Seasonality of Cruise Tourism Demand in Mediterranean Ports by Clusters
The ports were grouped according to their seasonal patterns given the significant heterogeneity revealed in the major regions of the Mediterranean. Each of the ports analyzed was classified using the bagged clustering technique according to the average relative distribution of cruise passengers in each quarter across the whole period. Figure 2 shows the dendrogram resulting from the application of the described algorithm of bagged clustering (the higher part of the figure) and the relative distance to which the first 20 clusters join (the lower part). In this last one, the first difference in distances, which are represented in black, has been added in gray. The number of clusters was selected according to (1) the relative peak in the plot of the first differences in the relative distance at which each cluster is joined in the hierarchical algorithm (lower part of Figure 2), which occurs at 5 in the horizontal axis, and (2) the silhouette and Calinski-Harabasz indexes, both showing a relative maximum for 5 clusters (0.4008 and 41.74891, respectively). As a result, five clusters containing several ports located in different regions but with similar seasonal patterns were identified; these clusters do not coincide with the usual regional division made of the Mediterranean (Figure 2).

Dendrogram and relative distance by number of clusters (2-20). 2
The application of this methodology reveals that there are some homogeneous groups of ports (clusters) with similar stable seasonal patterns. To understand better the seasonal particularities of each cluster, Figure 3 shows the seasonal factors (F) for ports grouped by cluster by indicating the region in which each of the ports are located.

▶ **Labeled box entries**:
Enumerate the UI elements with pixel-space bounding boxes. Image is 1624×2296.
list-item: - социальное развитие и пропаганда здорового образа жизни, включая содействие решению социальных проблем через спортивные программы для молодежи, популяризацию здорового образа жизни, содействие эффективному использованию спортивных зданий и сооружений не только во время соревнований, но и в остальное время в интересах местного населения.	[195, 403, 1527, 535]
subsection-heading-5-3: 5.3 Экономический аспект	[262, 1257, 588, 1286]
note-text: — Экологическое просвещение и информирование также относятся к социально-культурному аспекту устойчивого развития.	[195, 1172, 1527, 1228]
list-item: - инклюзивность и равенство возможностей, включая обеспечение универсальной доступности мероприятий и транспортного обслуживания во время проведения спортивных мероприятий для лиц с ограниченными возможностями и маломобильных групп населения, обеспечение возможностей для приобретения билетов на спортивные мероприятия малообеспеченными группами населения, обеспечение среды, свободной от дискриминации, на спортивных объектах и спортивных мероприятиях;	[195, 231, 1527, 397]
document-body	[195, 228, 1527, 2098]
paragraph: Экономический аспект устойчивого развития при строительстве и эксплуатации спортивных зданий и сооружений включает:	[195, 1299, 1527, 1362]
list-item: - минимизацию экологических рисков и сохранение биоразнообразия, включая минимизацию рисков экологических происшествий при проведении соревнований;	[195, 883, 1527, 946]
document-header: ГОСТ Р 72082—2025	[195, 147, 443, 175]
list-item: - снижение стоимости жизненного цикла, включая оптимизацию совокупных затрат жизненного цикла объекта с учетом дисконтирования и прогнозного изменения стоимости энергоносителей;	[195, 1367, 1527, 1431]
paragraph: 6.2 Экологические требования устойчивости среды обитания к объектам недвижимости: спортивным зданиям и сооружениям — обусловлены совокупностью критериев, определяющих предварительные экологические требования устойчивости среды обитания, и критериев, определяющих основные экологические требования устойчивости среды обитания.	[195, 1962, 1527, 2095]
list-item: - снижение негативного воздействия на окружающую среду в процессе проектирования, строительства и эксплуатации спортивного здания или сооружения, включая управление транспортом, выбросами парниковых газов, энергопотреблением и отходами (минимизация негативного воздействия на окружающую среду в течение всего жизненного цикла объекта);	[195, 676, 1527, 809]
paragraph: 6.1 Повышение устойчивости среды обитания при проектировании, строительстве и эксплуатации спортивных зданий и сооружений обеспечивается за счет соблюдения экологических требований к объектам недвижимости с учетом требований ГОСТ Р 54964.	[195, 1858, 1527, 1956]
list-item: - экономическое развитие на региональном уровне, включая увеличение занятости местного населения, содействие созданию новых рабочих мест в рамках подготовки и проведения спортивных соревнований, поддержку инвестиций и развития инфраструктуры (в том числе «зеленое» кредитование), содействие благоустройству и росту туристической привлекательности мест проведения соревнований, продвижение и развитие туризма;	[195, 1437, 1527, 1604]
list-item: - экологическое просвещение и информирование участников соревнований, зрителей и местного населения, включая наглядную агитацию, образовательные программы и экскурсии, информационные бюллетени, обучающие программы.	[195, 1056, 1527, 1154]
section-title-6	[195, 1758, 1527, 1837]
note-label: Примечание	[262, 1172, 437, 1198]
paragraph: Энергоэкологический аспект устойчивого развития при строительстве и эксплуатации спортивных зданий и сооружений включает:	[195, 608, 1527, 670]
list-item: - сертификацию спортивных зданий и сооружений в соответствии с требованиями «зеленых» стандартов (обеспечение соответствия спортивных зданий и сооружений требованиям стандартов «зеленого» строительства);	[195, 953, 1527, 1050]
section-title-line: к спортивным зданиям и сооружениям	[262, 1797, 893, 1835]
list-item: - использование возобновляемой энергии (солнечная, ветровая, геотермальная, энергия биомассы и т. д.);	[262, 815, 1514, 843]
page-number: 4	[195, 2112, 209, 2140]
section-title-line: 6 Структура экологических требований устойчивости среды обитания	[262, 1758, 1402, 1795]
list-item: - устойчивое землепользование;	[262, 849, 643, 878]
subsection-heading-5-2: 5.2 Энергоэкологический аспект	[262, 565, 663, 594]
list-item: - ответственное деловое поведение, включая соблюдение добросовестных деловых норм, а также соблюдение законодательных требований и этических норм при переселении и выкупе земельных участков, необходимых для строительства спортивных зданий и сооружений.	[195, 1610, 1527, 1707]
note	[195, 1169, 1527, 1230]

▶ **Requests**:
(a) Decide whether each statement agrees with the passage on cruise port seasonality above. Answer yes or no for each and quote the exact words from the passage that settle it.
(i) The ports were classified using the bagged clustering technique.
(ii) The clusters that were identified match the usual regional division of the Mediterranean.
(iii) The silhouette index reached 0.4008 for 5 clusters.
(b) In the passage on cruise port seasonality above, which two indexes were used, together with the plot of first differences, to select the number of clusters?
(c) Rewrite the paragraph of the passage on cruise port seasonality above that begins "The ports were grouped according to their seasonal patterns" as a short bulleted list that keeps its main facts.

▶ **Solutions to each task**:
(a)
(i) Yes: "Each of the ports analyzed was classified using the bagged clustering technique"
(ii) No: "these clusters do not coincide with the usual regional division made of the Mediterranean"
(iii) Yes: "both showing a relative maximum for 5 clusters (0.4008 and 41.74891, respectively)"

(b) The silhouette and Calinski-Harabasz indexes.

(c)
- Ports were grouped by seasonal pattern because of the significant heterogeneity across the major Mediterranean regions.
- Each port was classified with bagged clustering, based on the average relative distribution of cruise passengers in each quarter over the whole period.
- Figure 2 shows the resulting dendrogram in its upper part and the relative distance at which the first 20 clusters join in its lower part, with the first difference in distances added in gray.
- The number of clusters was set at 5 for two reasons:
  - the relative peak in the plot of first differences occurs at 5;
  - the silhouette and Calinski-Harabasz indexes both reach a relative maximum at 5 clusters (0.4008 and 41.74891).
- The resulting five clusters group ports from different regions with similar seasonal patterns and do not coincide with the usual regional division of the Mediterranean.